Problem statement — In the article about the Gonzalez kidnapping case, what English name is given for the group Los Palillos? Please answer in a few words.

Article —
·····

In fact, the local San Diego FBI office went as far as calling the local public release of demands for 'greater law enforcement' as "an over-reaction". Clearly, with the release of the indictments today, prove, the federal, state and local authorities had no grip on the situation. What other animals are on the streets, today?]

Six men pleaded not guilty to charges of kidnap for ransom after Gonzalez was rescued in a federal raid on June 16 from a home in Chula Vista, a suburb just north of the U.S.-Mexico border.

The defendants -- four Mexican citizens, one Cuban and one U.S. citizen -- could face life in prison without the possibility parole if convicted.

The men are believed to be members of a kidnapping and murder organization called Los Palillos -- or, The Toothpicks -- that is suspected of involvement in several unsolved murders in San Diego County over the past several years.

Prosecutors say the group may have targeted members of the Tijuana-based Arellano Felix drug cartel, in the United States.
[This was after the fallout between the United States contingent of the AFO, in 2002. Since 1982, AFO used American gang members as gunmen in Mexico. According to Mexican law enforcement sources, American gang members were used to kill a Catholic Cardinal, the attempted assassination of Tijuana journalists and until 2002, used in drug distribution into the United States.

So, this group indicted today, was closely tied to the AFO, giving them intimate information, that led to their bloody vendetta, targeted against known people and business in the United States. Known criminal targets and known innocents. People not involved in any criminal activity or the drug trade.]


Tijuana, across the border from San Diego, has witnessed a spate of kidnappings in recent years, often linked to drug violence.

Defense attorney Guadalupe Valencia, who represents one of the alleged kidnappers, questioned Gonzalez about his ties to members of the Arellano Felix cartel.

Gonzalez said he recognized the men at off-road races in his hometown of Ensenada and that he bought a race car from a company owned by a suspected cartel associate but asserted that he didn't personally know any of them and had never been involved in laundering money for the group.

"I've seen them at the races, that's all," said Gonzalez, who owns two car dealerships and a cross-border logistics business in California. "You cannot talk to people like that."

Prosecutors have said they do not know why Gonzalez was targeted, other than his wealth and prominence as a champion off-road racer and owner of a seafood restaurant in Tijuana.

Gonzalez testified Monday that he knew he was being targeted as early as May, when a man called to ask for $50,000 in exchange for the names of kidnappers.

"Why didn't you go to the police?" Valencia asked during cross-examination Tuesday. "Is it because you didn't want them to investigate you?"

"That's not the case," said Gonzalez. "I didn't have all the information, and they weren't going to do anything. It was hard to get the FBI involved too."

He said he told his wife to call the agency if he went missing and hired a private investigator.

·····

Data section —
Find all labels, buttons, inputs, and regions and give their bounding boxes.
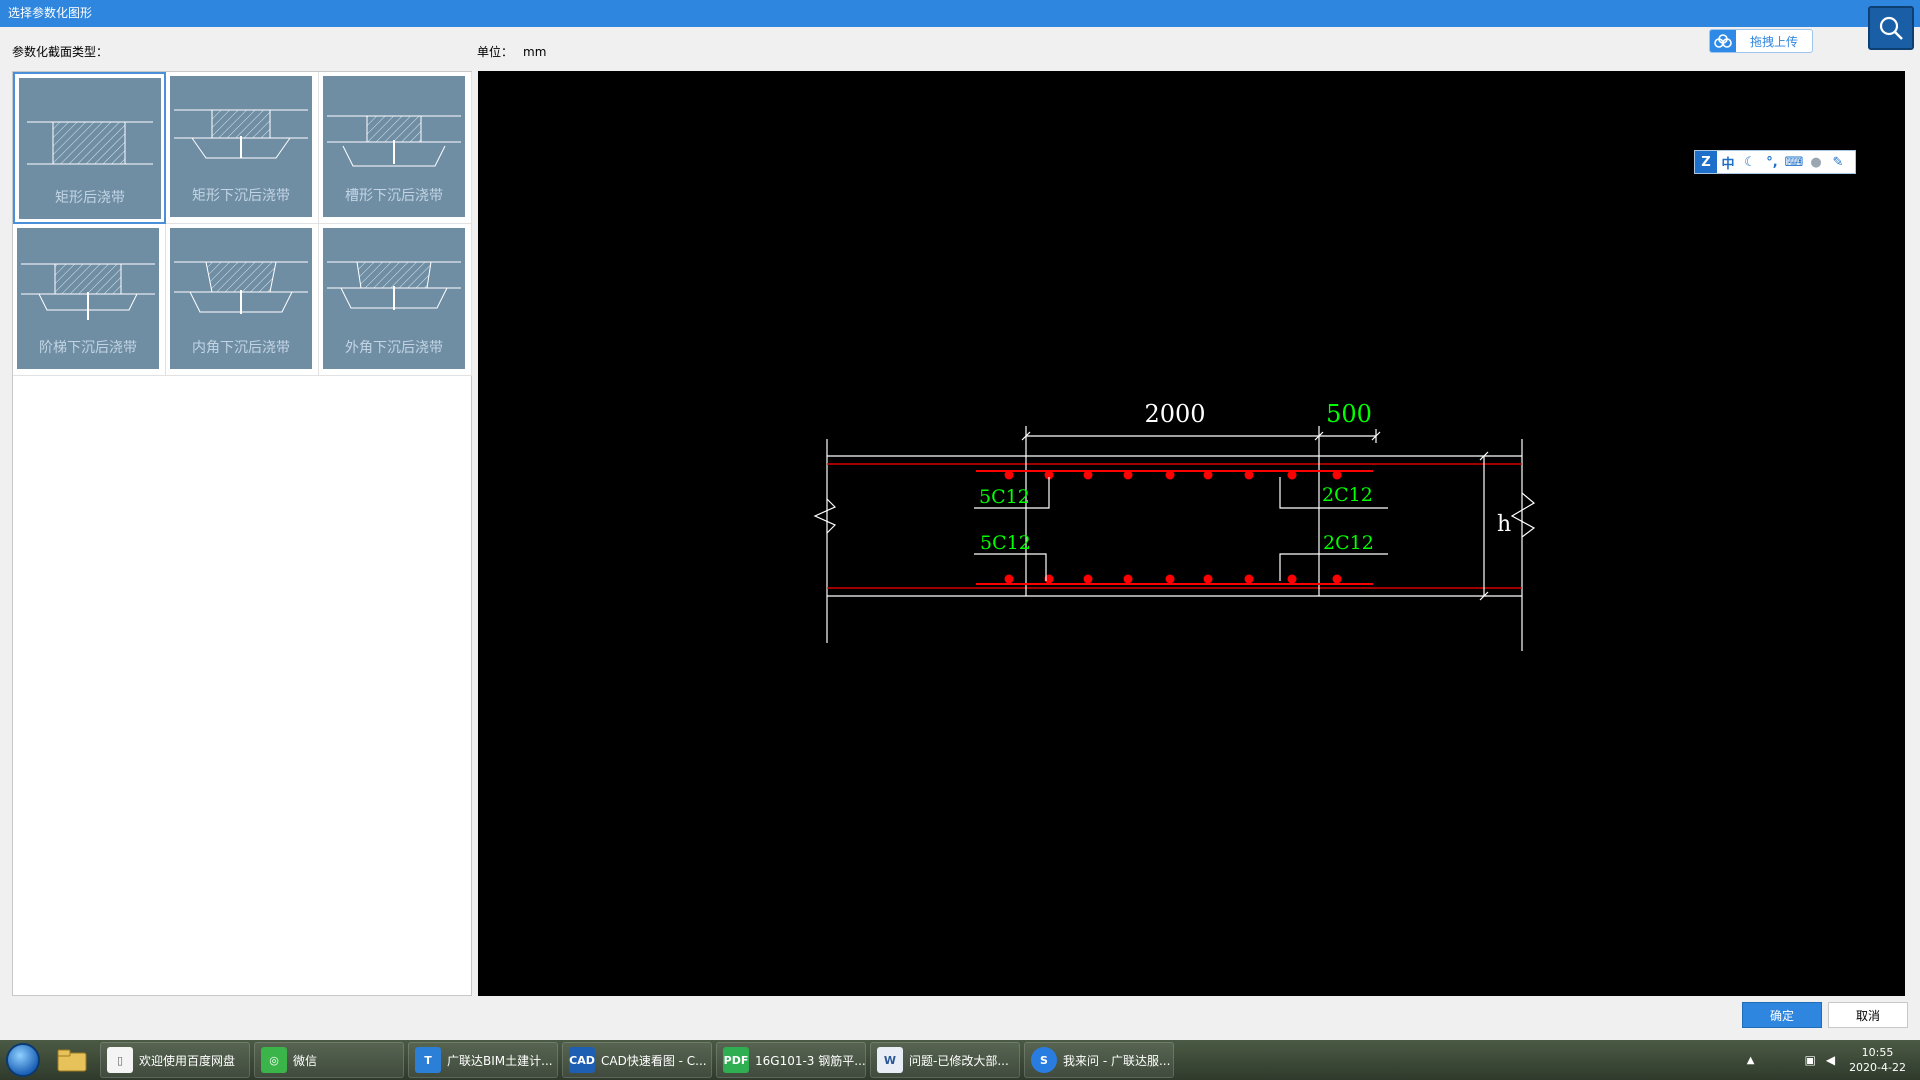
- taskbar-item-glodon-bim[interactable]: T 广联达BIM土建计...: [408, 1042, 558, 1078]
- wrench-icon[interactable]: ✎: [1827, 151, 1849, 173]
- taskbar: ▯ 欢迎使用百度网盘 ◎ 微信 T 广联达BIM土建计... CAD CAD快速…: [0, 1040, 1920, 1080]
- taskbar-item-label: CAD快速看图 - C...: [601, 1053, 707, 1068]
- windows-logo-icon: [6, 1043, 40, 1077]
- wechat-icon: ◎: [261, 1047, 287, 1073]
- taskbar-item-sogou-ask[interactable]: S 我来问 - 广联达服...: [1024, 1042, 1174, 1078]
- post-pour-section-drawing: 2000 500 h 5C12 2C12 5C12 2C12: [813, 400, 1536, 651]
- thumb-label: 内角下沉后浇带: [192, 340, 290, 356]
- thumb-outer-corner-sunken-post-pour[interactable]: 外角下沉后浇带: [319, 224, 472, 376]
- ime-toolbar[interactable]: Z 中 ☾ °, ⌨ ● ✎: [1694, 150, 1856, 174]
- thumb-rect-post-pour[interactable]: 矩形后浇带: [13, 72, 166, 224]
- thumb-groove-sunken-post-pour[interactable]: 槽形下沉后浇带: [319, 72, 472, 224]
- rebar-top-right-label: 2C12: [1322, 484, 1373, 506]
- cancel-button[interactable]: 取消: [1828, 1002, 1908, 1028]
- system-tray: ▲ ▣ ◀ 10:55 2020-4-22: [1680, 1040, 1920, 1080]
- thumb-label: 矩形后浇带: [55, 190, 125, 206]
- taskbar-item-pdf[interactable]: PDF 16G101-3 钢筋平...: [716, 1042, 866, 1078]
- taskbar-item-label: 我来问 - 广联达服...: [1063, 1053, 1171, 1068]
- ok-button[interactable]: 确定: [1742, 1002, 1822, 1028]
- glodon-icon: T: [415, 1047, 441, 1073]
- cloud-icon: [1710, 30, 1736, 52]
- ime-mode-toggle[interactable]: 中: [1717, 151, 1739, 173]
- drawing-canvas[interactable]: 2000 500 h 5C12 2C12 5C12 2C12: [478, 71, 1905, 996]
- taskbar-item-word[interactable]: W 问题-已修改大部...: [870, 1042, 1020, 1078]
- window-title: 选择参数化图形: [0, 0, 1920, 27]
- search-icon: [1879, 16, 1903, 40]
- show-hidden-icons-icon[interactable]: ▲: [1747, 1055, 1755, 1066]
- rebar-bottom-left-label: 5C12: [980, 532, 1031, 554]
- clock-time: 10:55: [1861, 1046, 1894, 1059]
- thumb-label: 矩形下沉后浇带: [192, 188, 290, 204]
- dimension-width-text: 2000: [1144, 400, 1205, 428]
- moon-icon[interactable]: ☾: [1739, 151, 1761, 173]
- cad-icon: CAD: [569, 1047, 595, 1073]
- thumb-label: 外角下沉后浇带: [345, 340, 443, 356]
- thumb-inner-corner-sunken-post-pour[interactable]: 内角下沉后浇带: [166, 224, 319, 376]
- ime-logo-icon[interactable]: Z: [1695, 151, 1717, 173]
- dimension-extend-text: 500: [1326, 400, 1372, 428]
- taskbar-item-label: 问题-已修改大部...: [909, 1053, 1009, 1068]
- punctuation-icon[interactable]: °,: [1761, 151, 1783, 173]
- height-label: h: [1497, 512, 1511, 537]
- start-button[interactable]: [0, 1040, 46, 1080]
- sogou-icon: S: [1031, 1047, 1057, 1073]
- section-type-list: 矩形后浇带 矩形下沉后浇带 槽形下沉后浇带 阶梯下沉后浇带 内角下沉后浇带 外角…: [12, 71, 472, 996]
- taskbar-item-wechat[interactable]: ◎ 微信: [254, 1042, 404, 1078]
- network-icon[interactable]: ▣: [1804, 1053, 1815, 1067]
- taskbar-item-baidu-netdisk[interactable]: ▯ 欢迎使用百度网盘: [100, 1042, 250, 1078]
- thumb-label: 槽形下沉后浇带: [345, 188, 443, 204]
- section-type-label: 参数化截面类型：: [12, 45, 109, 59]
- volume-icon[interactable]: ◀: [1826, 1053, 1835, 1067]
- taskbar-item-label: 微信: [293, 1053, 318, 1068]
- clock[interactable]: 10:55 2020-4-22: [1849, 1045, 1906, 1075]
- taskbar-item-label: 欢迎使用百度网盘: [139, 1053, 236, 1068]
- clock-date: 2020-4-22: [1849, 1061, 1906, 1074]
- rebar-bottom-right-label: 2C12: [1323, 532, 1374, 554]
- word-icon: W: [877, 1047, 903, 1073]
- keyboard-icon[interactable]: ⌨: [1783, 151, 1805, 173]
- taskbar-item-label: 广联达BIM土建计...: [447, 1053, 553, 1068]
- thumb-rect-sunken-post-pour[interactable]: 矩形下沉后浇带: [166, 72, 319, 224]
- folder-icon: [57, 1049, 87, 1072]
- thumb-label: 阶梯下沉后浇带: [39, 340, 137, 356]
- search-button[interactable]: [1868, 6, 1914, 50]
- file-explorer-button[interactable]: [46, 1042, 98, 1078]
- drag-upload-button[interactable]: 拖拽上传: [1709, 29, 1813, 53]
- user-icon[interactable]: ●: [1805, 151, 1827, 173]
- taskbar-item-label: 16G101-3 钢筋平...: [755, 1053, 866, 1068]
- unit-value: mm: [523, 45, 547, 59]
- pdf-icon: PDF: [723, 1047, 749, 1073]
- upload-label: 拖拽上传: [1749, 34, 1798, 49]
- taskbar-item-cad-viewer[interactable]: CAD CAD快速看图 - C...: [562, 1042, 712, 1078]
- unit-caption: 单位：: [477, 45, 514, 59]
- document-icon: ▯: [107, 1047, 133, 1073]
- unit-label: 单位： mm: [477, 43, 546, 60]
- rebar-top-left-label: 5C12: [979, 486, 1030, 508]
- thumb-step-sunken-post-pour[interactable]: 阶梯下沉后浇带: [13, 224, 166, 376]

·····

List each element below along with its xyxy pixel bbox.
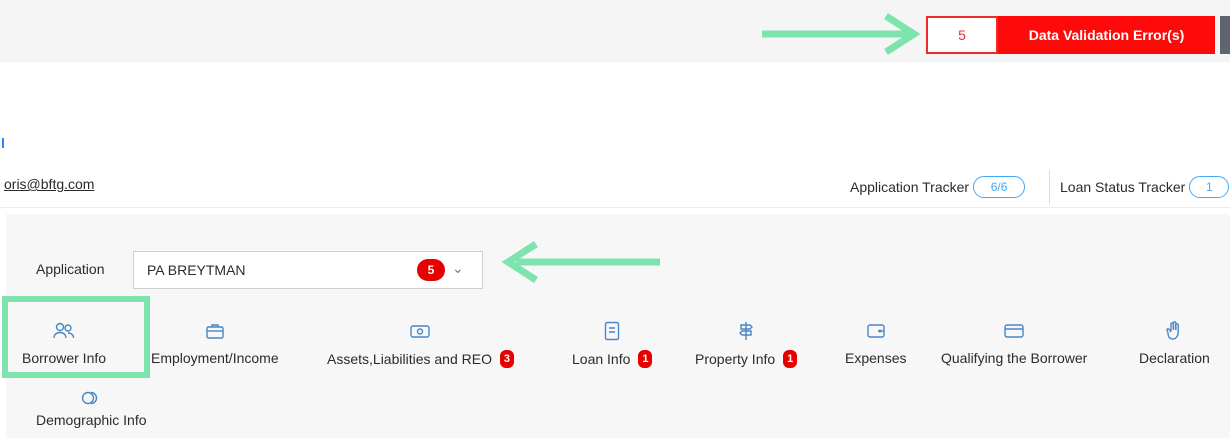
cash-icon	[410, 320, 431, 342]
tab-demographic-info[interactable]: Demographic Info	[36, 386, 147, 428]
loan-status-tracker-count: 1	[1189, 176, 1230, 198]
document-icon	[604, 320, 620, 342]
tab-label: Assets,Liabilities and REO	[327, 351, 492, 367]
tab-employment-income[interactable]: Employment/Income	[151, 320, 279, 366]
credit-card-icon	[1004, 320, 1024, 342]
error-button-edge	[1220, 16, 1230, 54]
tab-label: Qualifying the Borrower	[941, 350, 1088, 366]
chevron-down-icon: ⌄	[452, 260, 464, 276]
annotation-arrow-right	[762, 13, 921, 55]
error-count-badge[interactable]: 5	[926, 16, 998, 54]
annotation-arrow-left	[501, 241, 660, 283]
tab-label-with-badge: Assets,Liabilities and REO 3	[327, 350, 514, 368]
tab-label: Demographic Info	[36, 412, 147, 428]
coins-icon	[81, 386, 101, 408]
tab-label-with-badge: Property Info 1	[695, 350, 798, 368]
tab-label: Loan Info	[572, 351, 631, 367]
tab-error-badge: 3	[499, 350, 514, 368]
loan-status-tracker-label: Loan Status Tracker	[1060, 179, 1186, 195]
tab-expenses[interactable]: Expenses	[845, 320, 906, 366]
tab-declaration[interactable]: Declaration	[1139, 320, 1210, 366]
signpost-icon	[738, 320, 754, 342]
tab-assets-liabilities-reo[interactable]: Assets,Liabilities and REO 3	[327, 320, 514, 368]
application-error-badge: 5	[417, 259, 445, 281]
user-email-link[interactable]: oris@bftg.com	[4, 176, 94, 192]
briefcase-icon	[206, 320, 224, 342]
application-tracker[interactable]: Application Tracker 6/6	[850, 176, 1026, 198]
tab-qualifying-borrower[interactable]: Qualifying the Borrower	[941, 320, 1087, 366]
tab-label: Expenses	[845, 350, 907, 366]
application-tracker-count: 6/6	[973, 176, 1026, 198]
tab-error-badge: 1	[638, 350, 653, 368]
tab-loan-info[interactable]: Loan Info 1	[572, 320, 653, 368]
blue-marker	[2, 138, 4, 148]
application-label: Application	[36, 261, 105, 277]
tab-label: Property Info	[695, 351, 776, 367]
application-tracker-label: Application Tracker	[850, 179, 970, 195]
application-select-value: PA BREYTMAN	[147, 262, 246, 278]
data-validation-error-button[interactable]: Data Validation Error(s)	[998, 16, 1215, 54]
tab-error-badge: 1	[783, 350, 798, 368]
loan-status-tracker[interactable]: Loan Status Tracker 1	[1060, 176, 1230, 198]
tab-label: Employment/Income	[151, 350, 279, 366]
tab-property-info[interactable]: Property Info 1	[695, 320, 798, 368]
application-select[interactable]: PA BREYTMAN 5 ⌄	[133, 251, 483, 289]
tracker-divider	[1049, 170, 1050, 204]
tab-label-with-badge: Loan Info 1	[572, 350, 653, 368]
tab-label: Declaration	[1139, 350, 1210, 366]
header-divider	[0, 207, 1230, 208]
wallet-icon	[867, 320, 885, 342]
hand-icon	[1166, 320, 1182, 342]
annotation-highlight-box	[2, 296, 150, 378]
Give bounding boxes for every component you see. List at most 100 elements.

·····

Reply to the task — The Toothpicks